WHAT IS BEING ASKED:
Write back every entry exactly as it reads, with the pictures left behind.

[Figure record extracts]
=====

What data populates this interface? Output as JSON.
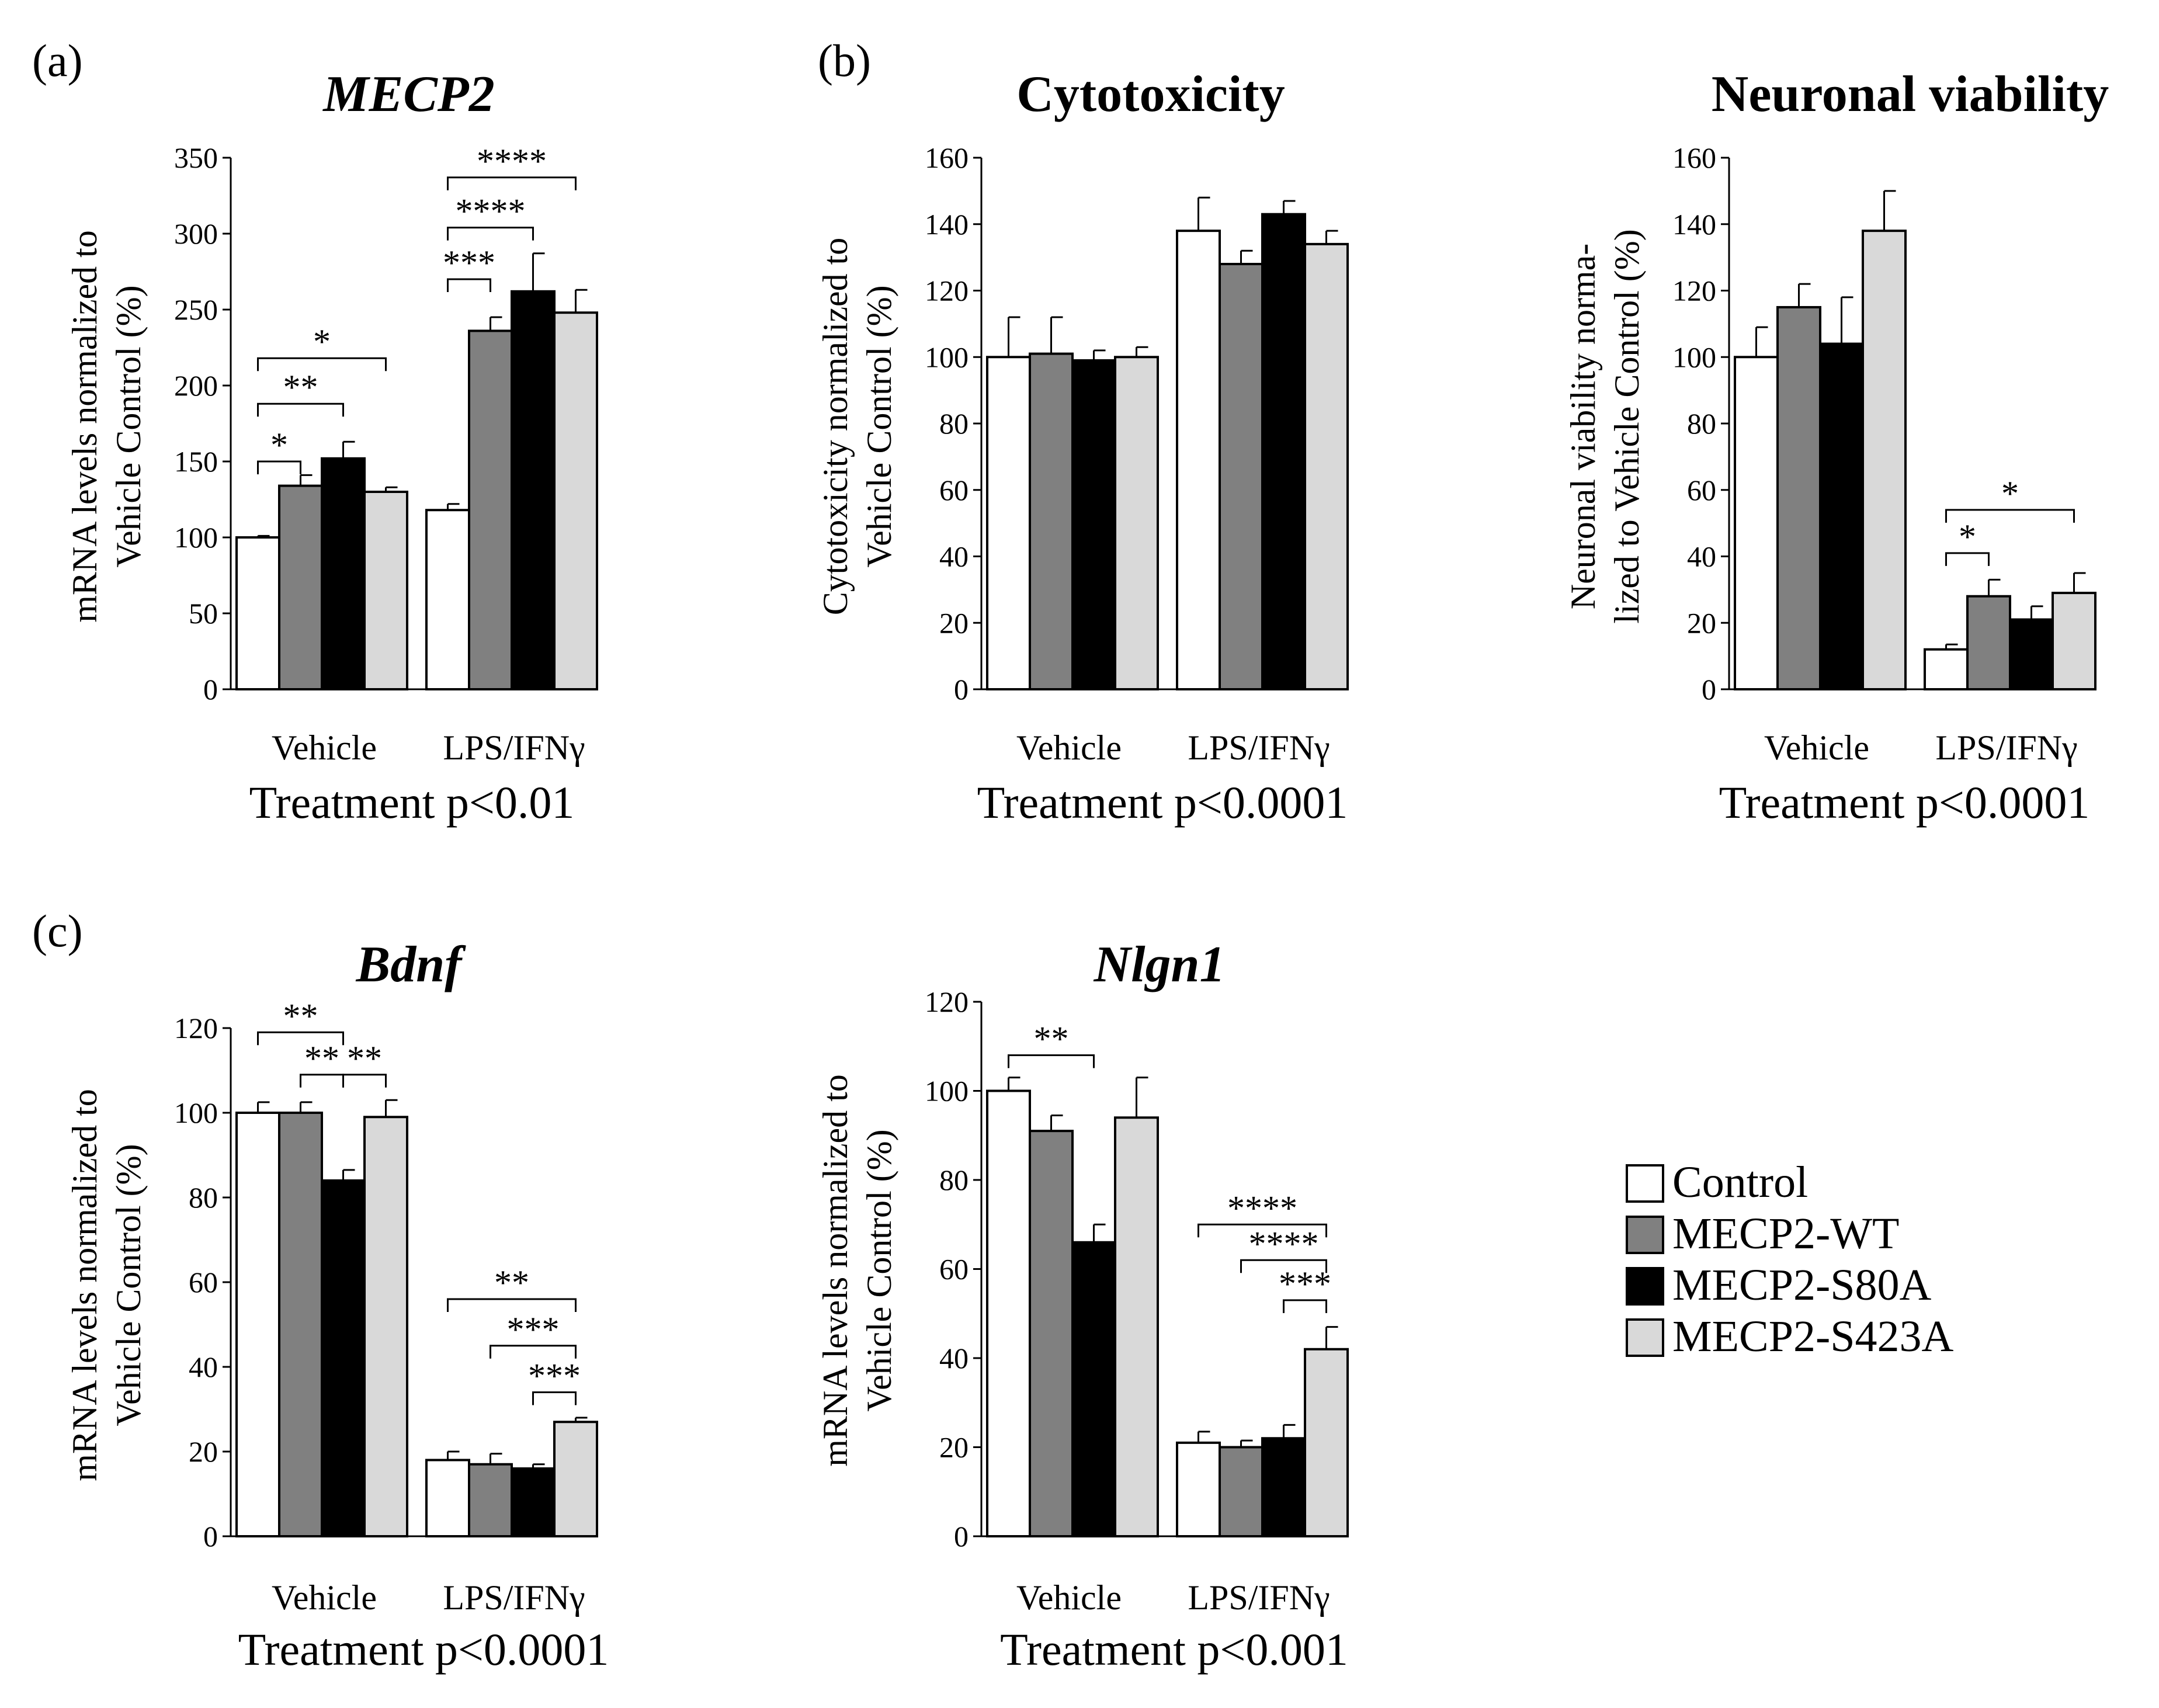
{
  "legend": [
    {
      "label": "Control",
      "color": "#ffffff"
    },
    {
      "label": "MECP2-WT",
      "color": "#808080"
    },
    {
      "label": "MECP2-S80A",
      "color": "#000000"
    },
    {
      "label": "MECP2-S423A",
      "color": "#d9d9d9"
    }
  ],
  "chart_data": [
    {
      "type": "bar",
      "panel": "(a)",
      "title": "MECP2",
      "title_italic": true,
      "ylabel": [
        "mRNA levels normalized to",
        "Vehicle Control (%)"
      ],
      "xlabel": "Treatment p<0.01",
      "categories": [
        "Vehicle",
        "LPS/IFNγ"
      ],
      "ylim": [
        0,
        350
      ],
      "yticks": [
        0,
        50,
        100,
        150,
        200,
        250,
        300,
        350
      ],
      "series": [
        {
          "name": "Control",
          "values": [
            100,
            118
          ],
          "errors": [
            1,
            4
          ]
        },
        {
          "name": "MECP2-WT",
          "values": [
            134,
            236
          ],
          "errors": [
            7,
            9
          ]
        },
        {
          "name": "MECP2-S80A",
          "values": [
            152,
            262
          ],
          "errors": [
            11,
            25
          ]
        },
        {
          "name": "MECP2-S423A",
          "values": [
            130,
            248
          ],
          "errors": [
            3,
            15
          ]
        }
      ],
      "significance": [
        {
          "group": 0,
          "from": 0,
          "to": 1,
          "label": "*",
          "y": 150
        },
        {
          "group": 0,
          "from": 0,
          "to": 2,
          "label": "**",
          "y": 188
        },
        {
          "group": 0,
          "from": 0,
          "to": 3,
          "label": "*",
          "y": 218
        },
        {
          "group": 1,
          "from": 0,
          "to": 1,
          "label": "***",
          "y": 270
        },
        {
          "group": 1,
          "from": 0,
          "to": 2,
          "label": "****",
          "y": 304
        },
        {
          "group": 1,
          "from": 0,
          "to": 3,
          "label": "****",
          "y": 337
        }
      ]
    },
    {
      "type": "bar",
      "panel": "(b)",
      "title": "Cytotoxicity",
      "title_italic": false,
      "ylabel": [
        "Cytotoxicity normalized to",
        "Vehicle Control (%)"
      ],
      "xlabel": "Treatment p<0.0001",
      "categories": [
        "Vehicle",
        "LPS/IFNγ"
      ],
      "ylim": [
        0,
        160
      ],
      "yticks": [
        0,
        20,
        40,
        60,
        80,
        100,
        120,
        140,
        160
      ],
      "series": [
        {
          "name": "Control",
          "values": [
            100,
            138
          ],
          "errors": [
            12,
            10
          ]
        },
        {
          "name": "MECP2-WT",
          "values": [
            101,
            128
          ],
          "errors": [
            11,
            4
          ]
        },
        {
          "name": "MECP2-S80A",
          "values": [
            99,
            143
          ],
          "errors": [
            3,
            4
          ]
        },
        {
          "name": "MECP2-S423A",
          "values": [
            100,
            134
          ],
          "errors": [
            3,
            4
          ]
        }
      ],
      "significance": []
    },
    {
      "type": "bar",
      "panel": "",
      "title": "Neuronal viability",
      "title_italic": false,
      "ylabel": [
        "Neuronal viability norma-",
        "lized to Vehicle Control (%)"
      ],
      "xlabel": "Treatment p<0.0001",
      "categories": [
        "Vehicle",
        "LPS/IFNγ"
      ],
      "ylim": [
        0,
        160
      ],
      "yticks": [
        0,
        20,
        40,
        60,
        80,
        100,
        120,
        140,
        160
      ],
      "series": [
        {
          "name": "Control",
          "values": [
            100,
            12
          ],
          "errors": [
            9,
            1.5
          ]
        },
        {
          "name": "MECP2-WT",
          "values": [
            115,
            28
          ],
          "errors": [
            7,
            5
          ]
        },
        {
          "name": "MECP2-S80A",
          "values": [
            104,
            21
          ],
          "errors": [
            14,
            4
          ]
        },
        {
          "name": "MECP2-S423A",
          "values": [
            138,
            29
          ],
          "errors": [
            12,
            6
          ]
        }
      ],
      "significance": [
        {
          "group": 1,
          "from": 0,
          "to": 1,
          "label": "*",
          "y": 41
        },
        {
          "group": 1,
          "from": 0,
          "to": 3,
          "label": "*",
          "y": 54
        }
      ]
    },
    {
      "type": "bar",
      "panel": "(c)",
      "title": "Bdnf",
      "title_italic": true,
      "ylabel": [
        "mRNA levels normalized to",
        "Vehicle Control (%)"
      ],
      "xlabel": "Treatment p<0.0001",
      "categories": [
        "Vehicle",
        "LPS/IFNγ"
      ],
      "ylim": [
        0,
        120
      ],
      "yticks": [
        0,
        20,
        40,
        60,
        80,
        100,
        120
      ],
      "series": [
        {
          "name": "Control",
          "values": [
            100,
            18
          ],
          "errors": [
            2.5,
            2
          ]
        },
        {
          "name": "MECP2-WT",
          "values": [
            100,
            17
          ],
          "errors": [
            2.5,
            2.5
          ]
        },
        {
          "name": "MECP2-S80A",
          "values": [
            84,
            16
          ],
          "errors": [
            2.5,
            1
          ]
        },
        {
          "name": "MECP2-S423A",
          "values": [
            99,
            27
          ],
          "errors": [
            4,
            1
          ]
        }
      ],
      "significance": [
        {
          "group": 0,
          "from": 0,
          "to": 2,
          "label": "**",
          "y": 119
        },
        {
          "group": 0,
          "from": 1,
          "to": 2,
          "label": "**",
          "y": 109
        },
        {
          "group": 0,
          "from": 2,
          "to": 3,
          "label": "**",
          "y": 109
        },
        {
          "group": 1,
          "from": 0,
          "to": 3,
          "label": "**",
          "y": 56
        },
        {
          "group": 1,
          "from": 1,
          "to": 3,
          "label": "***",
          "y": 45
        },
        {
          "group": 1,
          "from": 2,
          "to": 3,
          "label": "***",
          "y": 34
        }
      ]
    },
    {
      "type": "bar",
      "panel": "",
      "title": "Nlgn1",
      "title_italic": true,
      "ylabel": [
        "mRNA levels normalized to",
        "Vehicle Control (%)"
      ],
      "xlabel": "Treatment p<0.001",
      "categories": [
        "Vehicle",
        "LPS/IFNγ"
      ],
      "ylim": [
        0,
        120
      ],
      "yticks": [
        0,
        20,
        40,
        60,
        80,
        100,
        120
      ],
      "series": [
        {
          "name": "Control",
          "values": [
            100,
            21
          ],
          "errors": [
            3,
            2.5
          ]
        },
        {
          "name": "MECP2-WT",
          "values": [
            91,
            20
          ],
          "errors": [
            3.5,
            1.5
          ]
        },
        {
          "name": "MECP2-S80A",
          "values": [
            66,
            22
          ],
          "errors": [
            4,
            3
          ]
        },
        {
          "name": "MECP2-S423A",
          "values": [
            94,
            42
          ],
          "errors": [
            9,
            5
          ]
        }
      ],
      "significance": [
        {
          "group": 0,
          "from": 0,
          "to": 2,
          "label": "**",
          "y": 108
        },
        {
          "group": 1,
          "from": 0,
          "to": 3,
          "label": "****",
          "y": 70
        },
        {
          "group": 1,
          "from": 1,
          "to": 3,
          "label": "****",
          "y": 62
        },
        {
          "group": 1,
          "from": 2,
          "to": 3,
          "label": "***",
          "y": 53
        }
      ]
    }
  ]
}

=====

WRITTEN SOLUTION:
What data populates this interface? Output as JSON.
{
  "legend": [
    {
      "label": "Control",
      "color": "#ffffff"
    },
    {
      "label": "MECP2-WT",
      "color": "#808080"
    },
    {
      "label": "MECP2-S80A",
      "color": "#000000"
    },
    {
      "label": "MECP2-S423A",
      "color": "#d9d9d9"
    }
  ],
  "chart_data": [
    {
      "type": "bar",
      "panel": "(a)",
      "title": "MECP2",
      "title_italic": true,
      "ylabel": [
        "mRNA levels normalized to",
        "Vehicle Control (%)"
      ],
      "xlabel": "Treatment p<0.01",
      "categories": [
        "Vehicle",
        "LPS/IFNγ"
      ],
      "ylim": [
        0,
        350
      ],
      "yticks": [
        0,
        50,
        100,
        150,
        200,
        250,
        300,
        350
      ],
      "series": [
        {
          "name": "Control",
          "values": [
            100,
            118
          ],
          "errors": [
            1,
            4
          ]
        },
        {
          "name": "MECP2-WT",
          "values": [
            134,
            236
          ],
          "errors": [
            7,
            9
          ]
        },
        {
          "name": "MECP2-S80A",
          "values": [
            152,
            262
          ],
          "errors": [
            11,
            25
          ]
        },
        {
          "name": "MECP2-S423A",
          "values": [
            130,
            248
          ],
          "errors": [
            3,
            15
          ]
        }
      ],
      "significance": [
        {
          "group": 0,
          "from": 0,
          "to": 1,
          "label": "*",
          "y": 150
        },
        {
          "group": 0,
          "from": 0,
          "to": 2,
          "label": "**",
          "y": 188
        },
        {
          "group": 0,
          "from": 0,
          "to": 3,
          "label": "*",
          "y": 218
        },
        {
          "group": 1,
          "from": 0,
          "to": 1,
          "label": "***",
          "y": 270
        },
        {
          "group": 1,
          "from": 0,
          "to": 2,
          "label": "****",
          "y": 304
        },
        {
          "group": 1,
          "from": 0,
          "to": 3,
          "label": "****",
          "y": 337
        }
      ]
    },
    {
      "type": "bar",
      "panel": "(b)",
      "title": "Cytotoxicity",
      "title_italic": false,
      "ylabel": [
        "Cytotoxicity normalized to",
        "Vehicle Control (%)"
      ],
      "xlabel": "Treatment p<0.0001",
      "categories": [
        "Vehicle",
        "LPS/IFNγ"
      ],
      "ylim": [
        0,
        160
      ],
      "yticks": [
        0,
        20,
        40,
        60,
        80,
        100,
        120,
        140,
        160
      ],
      "series": [
        {
          "name": "Control",
          "values": [
            100,
            138
          ],
          "errors": [
            12,
            10
          ]
        },
        {
          "name": "MECP2-WT",
          "values": [
            101,
            128
          ],
          "errors": [
            11,
            4
          ]
        },
        {
          "name": "MECP2-S80A",
          "values": [
            99,
            143
          ],
          "errors": [
            3,
            4
          ]
        },
        {
          "name": "MECP2-S423A",
          "values": [
            100,
            134
          ],
          "errors": [
            3,
            4
          ]
        }
      ],
      "significance": []
    },
    {
      "type": "bar",
      "panel": "",
      "title": "Neuronal viability",
      "title_italic": false,
      "ylabel": [
        "Neuronal viability norma-",
        "lized to Vehicle Control (%)"
      ],
      "xlabel": "Treatment p<0.0001",
      "categories": [
        "Vehicle",
        "LPS/IFNγ"
      ],
      "ylim": [
        0,
        160
      ],
      "yticks": [
        0,
        20,
        40,
        60,
        80,
        100,
        120,
        140,
        160
      ],
      "series": [
        {
          "name": "Control",
          "values": [
            100,
            12
          ],
          "errors": [
            9,
            1.5
          ]
        },
        {
          "name": "MECP2-WT",
          "values": [
            115,
            28
          ],
          "errors": [
            7,
            5
          ]
        },
        {
          "name": "MECP2-S80A",
          "values": [
            104,
            21
          ],
          "errors": [
            14,
            4
          ]
        },
        {
          "name": "MECP2-S423A",
          "values": [
            138,
            29
          ],
          "errors": [
            12,
            6
          ]
        }
      ],
      "significance": [
        {
          "group": 1,
          "from": 0,
          "to": 1,
          "label": "*",
          "y": 41
        },
        {
          "group": 1,
          "from": 0,
          "to": 3,
          "label": "*",
          "y": 54
        }
      ]
    },
    {
      "type": "bar",
      "panel": "(c)",
      "title": "Bdnf",
      "title_italic": true,
      "ylabel": [
        "mRNA levels normalized to",
        "Vehicle Control (%)"
      ],
      "xlabel": "Treatment p<0.0001",
      "categories": [
        "Vehicle",
        "LPS/IFNγ"
      ],
      "ylim": [
        0,
        120
      ],
      "yticks": [
        0,
        20,
        40,
        60,
        80,
        100,
        120
      ],
      "series": [
        {
          "name": "Control",
          "values": [
            100,
            18
          ],
          "errors": [
            2.5,
            2
          ]
        },
        {
          "name": "MECP2-WT",
          "values": [
            100,
            17
          ],
          "errors": [
            2.5,
            2.5
          ]
        },
        {
          "name": "MECP2-S80A",
          "values": [
            84,
            16
          ],
          "errors": [
            2.5,
            1
          ]
        },
        {
          "name": "MECP2-S423A",
          "values": [
            99,
            27
          ],
          "errors": [
            4,
            1
          ]
        }
      ],
      "significance": [
        {
          "group": 0,
          "from": 0,
          "to": 2,
          "label": "**",
          "y": 119
        },
        {
          "group": 0,
          "from": 1,
          "to": 2,
          "label": "**",
          "y": 109
        },
        {
          "group": 0,
          "from": 2,
          "to": 3,
          "label": "**",
          "y": 109
        },
        {
          "group": 1,
          "from": 0,
          "to": 3,
          "label": "**",
          "y": 56
        },
        {
          "group": 1,
          "from": 1,
          "to": 3,
          "label": "***",
          "y": 45
        },
        {
          "group": 1,
          "from": 2,
          "to": 3,
          "label": "***",
          "y": 34
        }
      ]
    },
    {
      "type": "bar",
      "panel": "",
      "title": "Nlgn1",
      "title_italic": true,
      "ylabel": [
        "mRNA levels normalized to",
        "Vehicle Control (%)"
      ],
      "xlabel": "Treatment p<0.001",
      "categories": [
        "Vehicle",
        "LPS/IFNγ"
      ],
      "ylim": [
        0,
        120
      ],
      "yticks": [
        0,
        20,
        40,
        60,
        80,
        100,
        120
      ],
      "series": [
        {
          "name": "Control",
          "values": [
            100,
            21
          ],
          "errors": [
            3,
            2.5
          ]
        },
        {
          "name": "MECP2-WT",
          "values": [
            91,
            20
          ],
          "errors": [
            3.5,
            1.5
          ]
        },
        {
          "name": "MECP2-S80A",
          "values": [
            66,
            22
          ],
          "errors": [
            4,
            3
          ]
        },
        {
          "name": "MECP2-S423A",
          "values": [
            94,
            42
          ],
          "errors": [
            9,
            5
          ]
        }
      ],
      "significance": [
        {
          "group": 0,
          "from": 0,
          "to": 2,
          "label": "**",
          "y": 108
        },
        {
          "group": 1,
          "from": 0,
          "to": 3,
          "label": "****",
          "y": 70
        },
        {
          "group": 1,
          "from": 1,
          "to": 3,
          "label": "****",
          "y": 62
        },
        {
          "group": 1,
          "from": 2,
          "to": 3,
          "label": "***",
          "y": 53
        }
      ]
    }
  ]
}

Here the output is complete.